(Entries taken from a collection)
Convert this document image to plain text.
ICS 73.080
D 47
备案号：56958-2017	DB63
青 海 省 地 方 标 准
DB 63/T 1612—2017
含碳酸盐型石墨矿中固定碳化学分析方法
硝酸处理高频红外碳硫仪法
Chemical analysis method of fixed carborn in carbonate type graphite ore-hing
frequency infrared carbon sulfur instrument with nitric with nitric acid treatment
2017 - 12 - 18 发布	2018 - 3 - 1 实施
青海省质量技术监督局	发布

_OBJECTIVE_: Set down all of the records shown above once more, exactly.

_RESULT_:
Convert this document image to plain text.
ICS 73.080
D 47
备案号：56958-2017	DB63
青 海 省 地 方 标 准
DB 63/T 1612—2017
含碳酸盐型石墨矿中固定碳化学分析方法
硝酸处理高频红外碳硫仪法
Chemical analysis method of fixed carborn in carbonate type graphite ore-hing
frequency infrared carbon sulfur instrument with nitric with nitric acid treatment
2017 - 12 - 18 发布	2018 - 3 - 1 实施
青海省质量技术监督局	发布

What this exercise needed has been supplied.